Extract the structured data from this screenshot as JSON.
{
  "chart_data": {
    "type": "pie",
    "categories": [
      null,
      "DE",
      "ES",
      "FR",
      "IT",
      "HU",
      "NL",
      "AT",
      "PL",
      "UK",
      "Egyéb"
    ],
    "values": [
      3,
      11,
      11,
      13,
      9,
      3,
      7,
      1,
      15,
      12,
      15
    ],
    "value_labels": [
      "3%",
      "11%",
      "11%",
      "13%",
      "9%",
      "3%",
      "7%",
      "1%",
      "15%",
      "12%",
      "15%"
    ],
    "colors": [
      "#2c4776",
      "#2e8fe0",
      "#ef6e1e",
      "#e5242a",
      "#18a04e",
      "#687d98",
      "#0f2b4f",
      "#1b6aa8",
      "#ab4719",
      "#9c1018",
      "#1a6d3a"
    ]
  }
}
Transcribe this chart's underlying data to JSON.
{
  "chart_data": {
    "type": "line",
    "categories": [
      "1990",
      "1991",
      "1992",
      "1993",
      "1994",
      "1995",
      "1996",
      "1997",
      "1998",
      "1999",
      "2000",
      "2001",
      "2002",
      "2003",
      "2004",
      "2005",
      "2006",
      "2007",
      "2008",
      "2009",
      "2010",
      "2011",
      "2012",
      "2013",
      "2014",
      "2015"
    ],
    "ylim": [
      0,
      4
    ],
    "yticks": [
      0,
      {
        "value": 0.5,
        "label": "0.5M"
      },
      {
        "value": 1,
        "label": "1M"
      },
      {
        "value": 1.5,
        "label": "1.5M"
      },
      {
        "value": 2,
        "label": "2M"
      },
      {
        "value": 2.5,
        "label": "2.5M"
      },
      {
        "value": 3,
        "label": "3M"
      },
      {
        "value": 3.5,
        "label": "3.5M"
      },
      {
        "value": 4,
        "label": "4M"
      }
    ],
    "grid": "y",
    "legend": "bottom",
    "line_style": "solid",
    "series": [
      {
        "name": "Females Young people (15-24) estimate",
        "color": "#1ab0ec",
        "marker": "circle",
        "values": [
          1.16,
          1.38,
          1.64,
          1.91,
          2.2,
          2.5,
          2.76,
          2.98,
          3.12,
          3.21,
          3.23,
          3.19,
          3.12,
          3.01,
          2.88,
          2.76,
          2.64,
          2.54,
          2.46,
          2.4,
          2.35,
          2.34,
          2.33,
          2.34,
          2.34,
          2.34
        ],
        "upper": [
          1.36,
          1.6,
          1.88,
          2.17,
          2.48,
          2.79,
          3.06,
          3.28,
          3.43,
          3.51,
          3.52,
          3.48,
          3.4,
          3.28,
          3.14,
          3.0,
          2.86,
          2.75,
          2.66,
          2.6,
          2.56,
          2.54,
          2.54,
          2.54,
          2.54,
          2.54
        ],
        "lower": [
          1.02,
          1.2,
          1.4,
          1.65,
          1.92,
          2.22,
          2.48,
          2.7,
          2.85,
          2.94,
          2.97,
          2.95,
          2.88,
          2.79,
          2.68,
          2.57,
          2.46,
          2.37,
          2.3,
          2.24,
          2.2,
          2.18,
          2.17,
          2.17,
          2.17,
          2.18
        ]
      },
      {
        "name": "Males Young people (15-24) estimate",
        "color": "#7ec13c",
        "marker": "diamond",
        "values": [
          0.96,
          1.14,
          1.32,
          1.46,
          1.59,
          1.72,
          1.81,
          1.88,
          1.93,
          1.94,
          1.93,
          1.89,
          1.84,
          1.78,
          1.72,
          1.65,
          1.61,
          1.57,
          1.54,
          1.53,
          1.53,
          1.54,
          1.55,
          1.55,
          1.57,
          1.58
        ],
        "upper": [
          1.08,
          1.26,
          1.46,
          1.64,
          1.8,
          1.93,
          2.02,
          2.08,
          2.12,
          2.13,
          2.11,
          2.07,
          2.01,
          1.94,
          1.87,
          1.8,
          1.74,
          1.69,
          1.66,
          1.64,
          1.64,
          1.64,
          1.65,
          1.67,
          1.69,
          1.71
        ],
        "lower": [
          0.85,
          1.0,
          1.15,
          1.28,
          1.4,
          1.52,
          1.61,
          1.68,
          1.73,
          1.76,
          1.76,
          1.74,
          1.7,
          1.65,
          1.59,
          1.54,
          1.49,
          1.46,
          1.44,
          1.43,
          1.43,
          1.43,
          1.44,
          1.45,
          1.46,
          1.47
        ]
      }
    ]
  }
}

...

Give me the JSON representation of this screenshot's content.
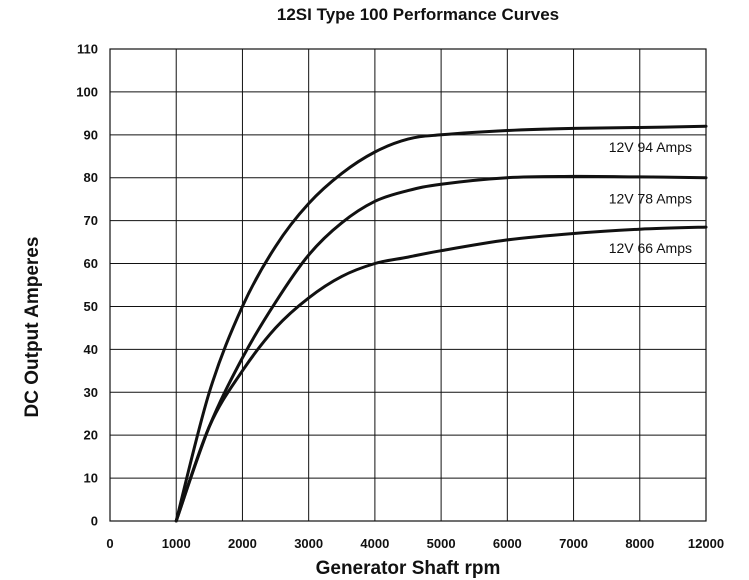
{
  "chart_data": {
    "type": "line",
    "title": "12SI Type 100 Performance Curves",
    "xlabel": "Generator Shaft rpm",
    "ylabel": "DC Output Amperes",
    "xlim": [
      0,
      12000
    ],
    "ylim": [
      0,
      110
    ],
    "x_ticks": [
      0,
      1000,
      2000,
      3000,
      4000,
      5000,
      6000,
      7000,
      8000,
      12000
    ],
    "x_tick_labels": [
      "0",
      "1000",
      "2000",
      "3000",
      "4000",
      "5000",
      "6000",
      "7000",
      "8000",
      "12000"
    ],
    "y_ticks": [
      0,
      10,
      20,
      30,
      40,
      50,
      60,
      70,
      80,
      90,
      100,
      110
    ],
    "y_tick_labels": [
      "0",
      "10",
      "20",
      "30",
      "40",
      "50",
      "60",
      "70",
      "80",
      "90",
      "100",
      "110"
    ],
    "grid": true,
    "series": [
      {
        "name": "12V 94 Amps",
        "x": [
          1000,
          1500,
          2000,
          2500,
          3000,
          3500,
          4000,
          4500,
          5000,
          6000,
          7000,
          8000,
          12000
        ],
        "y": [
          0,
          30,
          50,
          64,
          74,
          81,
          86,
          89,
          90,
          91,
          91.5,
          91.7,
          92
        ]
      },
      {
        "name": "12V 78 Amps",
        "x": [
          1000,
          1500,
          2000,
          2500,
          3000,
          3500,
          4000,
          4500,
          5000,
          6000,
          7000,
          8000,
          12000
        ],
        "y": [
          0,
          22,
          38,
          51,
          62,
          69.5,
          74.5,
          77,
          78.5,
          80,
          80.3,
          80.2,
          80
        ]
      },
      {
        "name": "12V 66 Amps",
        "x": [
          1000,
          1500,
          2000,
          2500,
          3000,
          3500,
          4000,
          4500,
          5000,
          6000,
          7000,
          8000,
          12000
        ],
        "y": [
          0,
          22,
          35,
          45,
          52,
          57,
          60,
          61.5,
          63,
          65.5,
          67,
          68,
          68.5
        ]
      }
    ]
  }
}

* **To be done**:
Your task is to list each line of the records with the word "screenshot".

* **Written response**:
Extract the structured data from this screenshot as JSON.
Give me the JSON representation of this screenshot's content.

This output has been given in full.